■ Passage shown ■
========
Commit Graph

447 Commits

Author SHA1 Message Date
Brooks Davis
5c274b3622 whitespace: rewrap to match case directly above
It's easier to visually diff the two case blocks if there aren't
gratutious whitespace differences.

Sponsored by:	DARPA
2023-02-03 00:37:31 +00:00
Mark Johnston
2c10be9e06 arm64: Handle translation faults for thread structures
The break-before-make requirement poses a problem when promoting or
demoting mappings containing thread structures: a CPU may raise a
translation fault while accessing curthread, and data_abort() accesses
the thread again before pmap_fault() can translate the address and
return.

Normally this isn't a problem because we have a hack to ensure that
slabs used by the thread zone are always accessed via the direct map,
where promotions and demotions are rare.  However, this hack doesn't
work properly with UMA_MD_SMALL_ALLOC disabled, as is the case with
KASAN configured (since our KASAN implementation does not shadow the
direct map and so tries to force the use of the kernel map wherever
possible).
========
■ Supplied records ■

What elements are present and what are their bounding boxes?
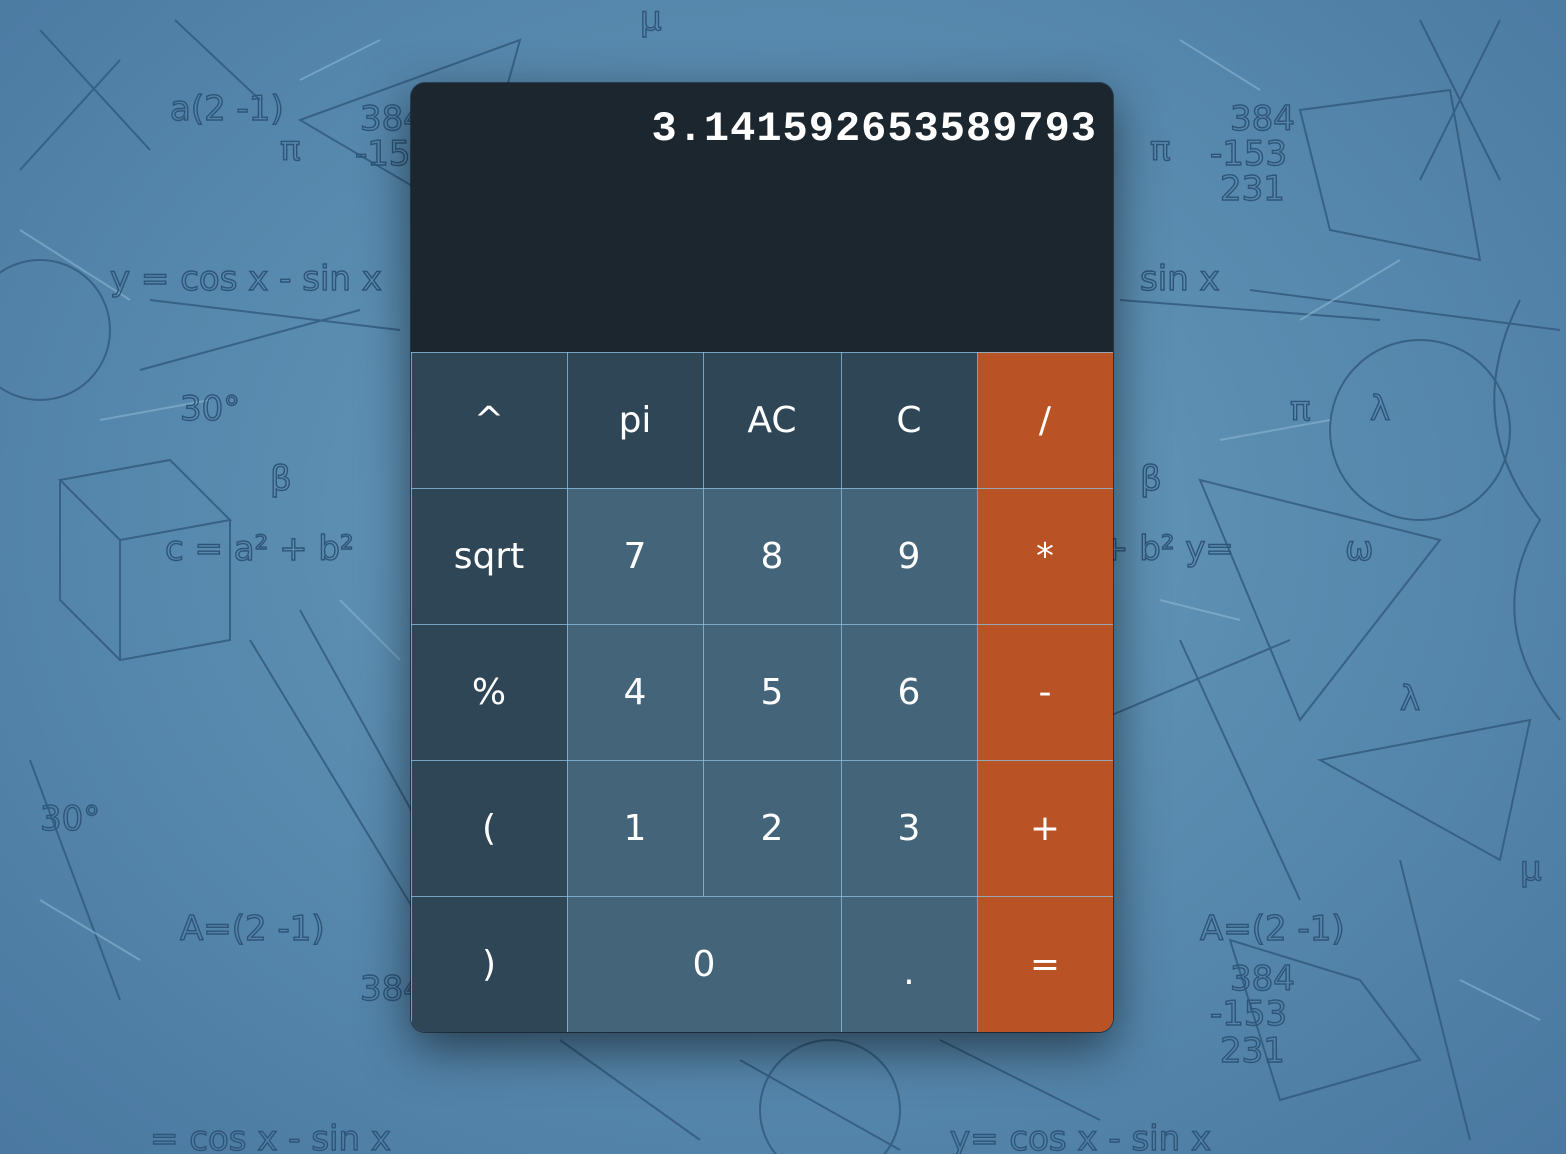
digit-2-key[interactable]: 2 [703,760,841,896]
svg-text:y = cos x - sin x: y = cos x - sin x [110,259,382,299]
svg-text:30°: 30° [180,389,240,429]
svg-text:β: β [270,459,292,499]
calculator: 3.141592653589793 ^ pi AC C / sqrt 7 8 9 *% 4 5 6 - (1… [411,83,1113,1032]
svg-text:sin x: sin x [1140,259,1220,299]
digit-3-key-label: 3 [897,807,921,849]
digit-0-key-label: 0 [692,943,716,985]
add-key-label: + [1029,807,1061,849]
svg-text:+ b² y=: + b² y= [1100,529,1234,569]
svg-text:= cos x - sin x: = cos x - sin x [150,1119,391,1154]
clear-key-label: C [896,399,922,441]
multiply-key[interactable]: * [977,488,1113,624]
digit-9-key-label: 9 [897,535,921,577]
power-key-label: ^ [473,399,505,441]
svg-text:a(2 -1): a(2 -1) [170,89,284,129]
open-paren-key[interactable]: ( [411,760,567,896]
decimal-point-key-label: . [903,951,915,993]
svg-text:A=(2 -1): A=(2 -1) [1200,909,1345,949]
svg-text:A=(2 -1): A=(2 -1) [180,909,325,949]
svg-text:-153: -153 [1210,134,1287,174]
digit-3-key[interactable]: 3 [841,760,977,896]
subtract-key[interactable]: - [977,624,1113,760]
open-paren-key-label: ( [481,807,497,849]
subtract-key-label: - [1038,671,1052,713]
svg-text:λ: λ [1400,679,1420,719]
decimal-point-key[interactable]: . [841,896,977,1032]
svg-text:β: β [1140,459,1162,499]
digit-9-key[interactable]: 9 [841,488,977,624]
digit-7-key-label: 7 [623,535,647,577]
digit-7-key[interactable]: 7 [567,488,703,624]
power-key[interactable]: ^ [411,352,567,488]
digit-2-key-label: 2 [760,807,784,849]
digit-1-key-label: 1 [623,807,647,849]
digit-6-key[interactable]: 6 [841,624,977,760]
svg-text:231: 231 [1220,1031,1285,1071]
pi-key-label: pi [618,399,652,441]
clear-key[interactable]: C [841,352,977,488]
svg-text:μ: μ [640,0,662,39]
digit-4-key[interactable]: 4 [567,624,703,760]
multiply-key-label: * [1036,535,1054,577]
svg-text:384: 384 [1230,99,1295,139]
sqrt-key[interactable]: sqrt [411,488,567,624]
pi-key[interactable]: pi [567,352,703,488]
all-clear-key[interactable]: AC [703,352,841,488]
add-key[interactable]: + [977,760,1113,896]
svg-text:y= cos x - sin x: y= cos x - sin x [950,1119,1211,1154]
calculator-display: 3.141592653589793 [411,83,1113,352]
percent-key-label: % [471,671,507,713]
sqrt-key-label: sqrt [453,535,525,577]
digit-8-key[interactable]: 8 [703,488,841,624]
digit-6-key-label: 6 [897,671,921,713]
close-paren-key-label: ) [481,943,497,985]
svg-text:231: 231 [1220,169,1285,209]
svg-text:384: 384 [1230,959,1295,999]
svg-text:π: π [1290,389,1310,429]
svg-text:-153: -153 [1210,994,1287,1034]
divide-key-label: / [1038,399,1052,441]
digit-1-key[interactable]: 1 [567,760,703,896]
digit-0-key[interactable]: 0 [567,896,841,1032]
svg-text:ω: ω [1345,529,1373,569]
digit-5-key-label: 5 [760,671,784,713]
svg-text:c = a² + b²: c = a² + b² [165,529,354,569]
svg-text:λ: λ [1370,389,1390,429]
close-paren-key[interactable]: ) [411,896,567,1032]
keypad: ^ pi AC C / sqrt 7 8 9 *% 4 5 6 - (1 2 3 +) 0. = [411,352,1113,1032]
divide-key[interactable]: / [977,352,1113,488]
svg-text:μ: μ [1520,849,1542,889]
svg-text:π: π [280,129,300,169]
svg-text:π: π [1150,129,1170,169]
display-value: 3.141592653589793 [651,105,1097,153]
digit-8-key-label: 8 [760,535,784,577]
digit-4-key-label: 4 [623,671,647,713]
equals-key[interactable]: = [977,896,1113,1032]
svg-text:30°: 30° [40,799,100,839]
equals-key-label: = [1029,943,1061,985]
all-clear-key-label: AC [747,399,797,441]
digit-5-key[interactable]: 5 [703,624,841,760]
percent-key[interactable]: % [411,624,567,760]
========
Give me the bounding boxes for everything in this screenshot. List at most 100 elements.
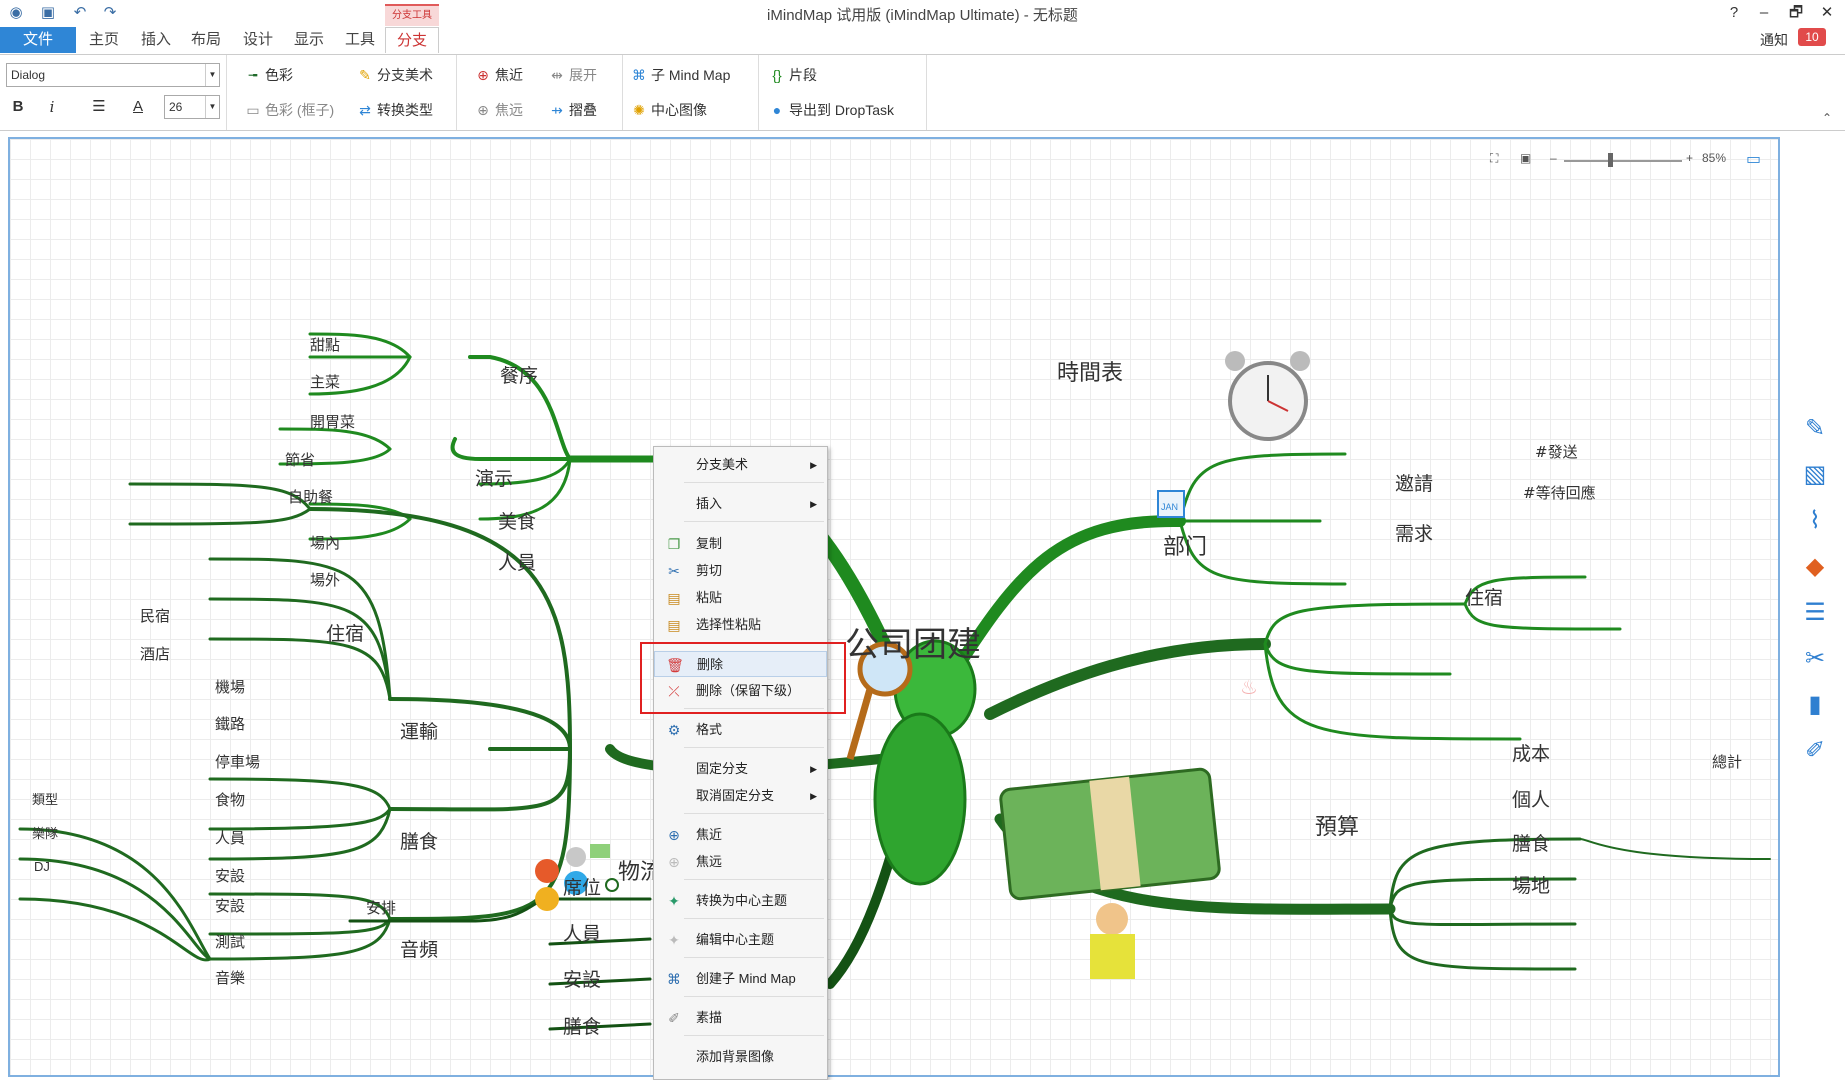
========
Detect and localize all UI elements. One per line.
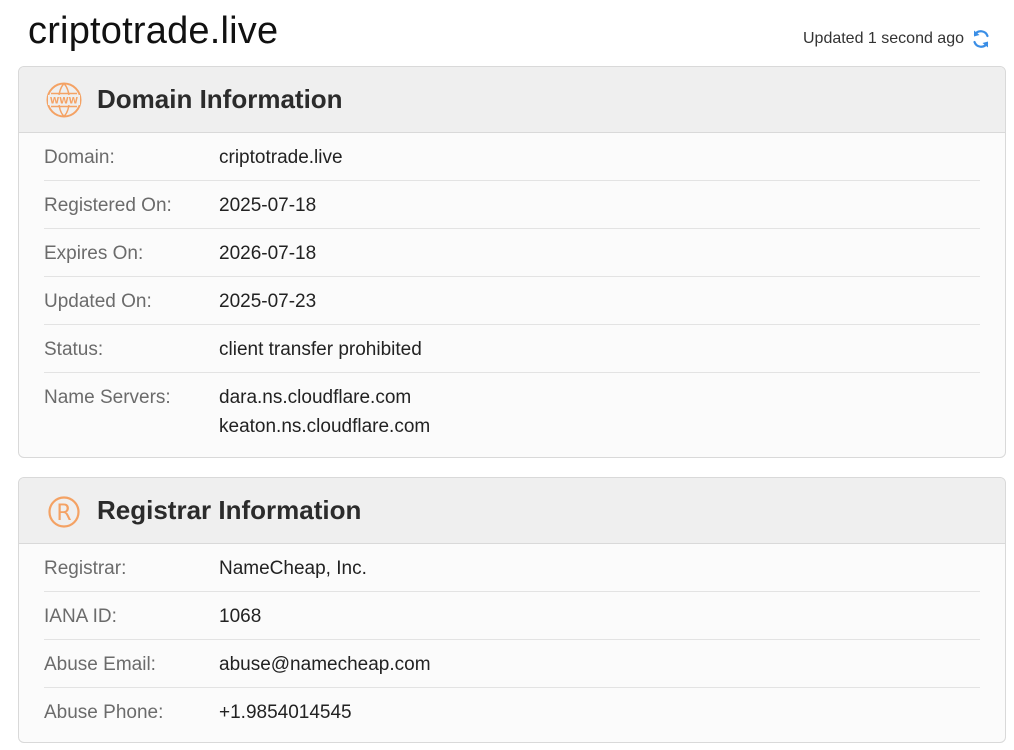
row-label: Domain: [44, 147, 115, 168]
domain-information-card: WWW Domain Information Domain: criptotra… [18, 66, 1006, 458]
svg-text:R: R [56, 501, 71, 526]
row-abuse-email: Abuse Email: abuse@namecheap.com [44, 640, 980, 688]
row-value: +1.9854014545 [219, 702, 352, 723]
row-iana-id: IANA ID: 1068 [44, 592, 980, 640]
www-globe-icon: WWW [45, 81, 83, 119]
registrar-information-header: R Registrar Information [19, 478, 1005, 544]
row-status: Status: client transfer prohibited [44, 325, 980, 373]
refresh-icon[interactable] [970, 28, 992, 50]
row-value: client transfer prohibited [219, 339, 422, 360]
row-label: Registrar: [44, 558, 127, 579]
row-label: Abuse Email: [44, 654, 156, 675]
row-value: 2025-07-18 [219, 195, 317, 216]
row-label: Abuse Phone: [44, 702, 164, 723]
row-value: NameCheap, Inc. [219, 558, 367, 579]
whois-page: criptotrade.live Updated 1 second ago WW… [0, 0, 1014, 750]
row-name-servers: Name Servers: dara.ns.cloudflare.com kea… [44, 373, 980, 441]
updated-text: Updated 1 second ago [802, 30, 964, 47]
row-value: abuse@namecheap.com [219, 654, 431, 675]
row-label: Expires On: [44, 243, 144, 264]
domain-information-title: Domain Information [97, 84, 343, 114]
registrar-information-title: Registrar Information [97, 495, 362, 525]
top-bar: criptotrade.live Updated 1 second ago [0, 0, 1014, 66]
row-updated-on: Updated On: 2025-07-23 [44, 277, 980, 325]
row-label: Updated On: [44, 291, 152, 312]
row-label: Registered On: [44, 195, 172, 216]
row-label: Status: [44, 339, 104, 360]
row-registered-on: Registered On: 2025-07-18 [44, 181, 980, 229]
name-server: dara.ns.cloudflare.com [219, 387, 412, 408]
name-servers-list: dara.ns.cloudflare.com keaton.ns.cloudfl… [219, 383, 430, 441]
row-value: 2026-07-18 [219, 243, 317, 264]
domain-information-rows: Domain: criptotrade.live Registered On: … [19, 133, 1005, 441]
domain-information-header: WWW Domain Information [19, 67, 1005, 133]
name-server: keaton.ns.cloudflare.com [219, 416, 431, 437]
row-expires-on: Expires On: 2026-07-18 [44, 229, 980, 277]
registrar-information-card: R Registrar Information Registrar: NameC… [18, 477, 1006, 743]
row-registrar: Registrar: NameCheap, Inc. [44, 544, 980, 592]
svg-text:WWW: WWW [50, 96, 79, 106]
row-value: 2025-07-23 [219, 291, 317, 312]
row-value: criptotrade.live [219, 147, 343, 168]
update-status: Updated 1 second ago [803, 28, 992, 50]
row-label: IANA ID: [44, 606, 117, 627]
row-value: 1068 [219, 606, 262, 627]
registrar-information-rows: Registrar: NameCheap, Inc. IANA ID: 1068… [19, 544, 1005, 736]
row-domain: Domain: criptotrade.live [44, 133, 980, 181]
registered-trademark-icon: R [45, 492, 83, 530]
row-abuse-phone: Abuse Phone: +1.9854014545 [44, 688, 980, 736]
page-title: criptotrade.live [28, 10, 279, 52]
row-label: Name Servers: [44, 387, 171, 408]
========
■ What to do ■
a) In the commit log, what reason does Brooks Davis give for rewrapping the whitespace?
b) Continue the commit log from the point where it stops.

■ Task answers ■
a) It's easier to visually diff the two case blocks if there aren't gratuitous whitespace differences.

b)
Fix the problem by modifying data_abort() to handle translation faults
in the kernel map without dereferencing "td", i.e., curthread, and
without enabling interrupts.  pmap_klookup() has special handling for
translation faults which makes it safe to call in this context.  Then,
revert the aforementioned hack.

Reviewed by:	kevans, alc, kib, andrew
MFC after:	1 month
Sponsored by:	Juniper Networks, Inc.
Sponsored by:	Klara, Inc.
Differential Revision:	https://reviews.freebsd.org/D37231
2022-11-02 13:46:25 -04:00
Konstantin Belousov
f829268bcc Remove TDF_DOING_SA
We cannot see a thread with the flag set in unsuspend, after we stopped
doing SINGLE_ALLPROC from user processes.

Reviewed by:	markj
Tested by:	pho
Sponsored by:	The FreeBSD Foundation
MFC after:	2 weeks
Differential revision:	https://reviews.freebsd.org/D36207
2022-08-20 20:34:30 +03:00
Konstantin Belousov
5e5675cb4b Remove struct proc p_singlethr member
It does not serve any purpose after we stopped doing
thread_single(SINGLE_ALLPROC) from stoppable user processes.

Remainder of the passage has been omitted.